Beneath this task is a listing; retype all of it exactly.

[Dataset entries]
— Start —
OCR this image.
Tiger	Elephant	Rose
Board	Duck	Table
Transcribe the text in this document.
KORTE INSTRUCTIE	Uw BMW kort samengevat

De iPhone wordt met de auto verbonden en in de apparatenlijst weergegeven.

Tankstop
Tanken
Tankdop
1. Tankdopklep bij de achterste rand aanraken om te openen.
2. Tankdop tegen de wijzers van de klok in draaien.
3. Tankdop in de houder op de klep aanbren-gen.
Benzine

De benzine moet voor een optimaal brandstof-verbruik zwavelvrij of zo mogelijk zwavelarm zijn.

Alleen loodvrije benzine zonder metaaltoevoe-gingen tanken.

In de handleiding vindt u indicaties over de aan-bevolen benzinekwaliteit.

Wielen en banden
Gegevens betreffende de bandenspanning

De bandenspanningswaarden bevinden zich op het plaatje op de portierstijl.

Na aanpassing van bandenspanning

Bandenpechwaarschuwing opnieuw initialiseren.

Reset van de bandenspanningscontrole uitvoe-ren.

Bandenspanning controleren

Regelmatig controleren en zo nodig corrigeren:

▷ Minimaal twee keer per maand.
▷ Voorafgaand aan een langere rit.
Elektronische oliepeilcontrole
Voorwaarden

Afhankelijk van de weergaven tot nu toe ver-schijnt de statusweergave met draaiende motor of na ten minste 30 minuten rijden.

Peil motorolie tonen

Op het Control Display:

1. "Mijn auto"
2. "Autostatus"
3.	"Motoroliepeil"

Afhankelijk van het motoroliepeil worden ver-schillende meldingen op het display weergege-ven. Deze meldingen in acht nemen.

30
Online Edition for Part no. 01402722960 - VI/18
— End —
Response for this exercise:
OCR this image.
Tiger	Elephant	Rose
Board	Duck	Table
Transcribe the text in this document.
KORTE INSTRUCTIE	Uw BMW kort samengevat

De iPhone wordt met de auto verbonden en in de apparatenlijst weergegeven.

Tankstop
Tanken
Tankdop
1. Tankdopklep bij de achterste rand aanraken om te openen.
2. Tankdop tegen de wijzers van de klok in draaien.
3. Tankdop in de houder op de klep aanbren-gen.
Benzine

De benzine moet voor een optimaal brandstof-verbruik zwavelvrij of zo mogelijk zwavelarm zijn.

Alleen loodvrije benzine zonder metaaltoevoe-gingen tanken.

In de handleiding vindt u indicaties over de aan-bevolen benzinekwaliteit.

Wielen en banden
Gegevens betreffende de bandenspanning

De bandenspanningswaarden bevinden zich op het plaatje op de portierstijl.

Na aanpassing van bandenspanning

Bandenpechwaarschuwing opnieuw initialiseren.

Reset van de bandenspanningscontrole uitvoe-ren.

Bandenspanning controleren

Regelmatig controleren en zo nodig corrigeren:

▷ Minimaal twee keer per maand.
▷ Voorafgaand aan een langere rit.
Elektronische oliepeilcontrole
Voorwaarden

Afhankelijk van de weergaven tot nu toe ver-schijnt de statusweergave met draaiende motor of na ten minste 30 minuten rijden.

Peil motorolie tonen

Op het Control Display:

1. "Mijn auto"
2. "Autostatus"
3.	"Motoroliepeil"

Afhankelijk van het motoroliepeil worden ver-schillende meldingen op het display weergege-ven. Deze meldingen in acht nemen.

30
Online Edition for Part no. 01402722960 - VI/18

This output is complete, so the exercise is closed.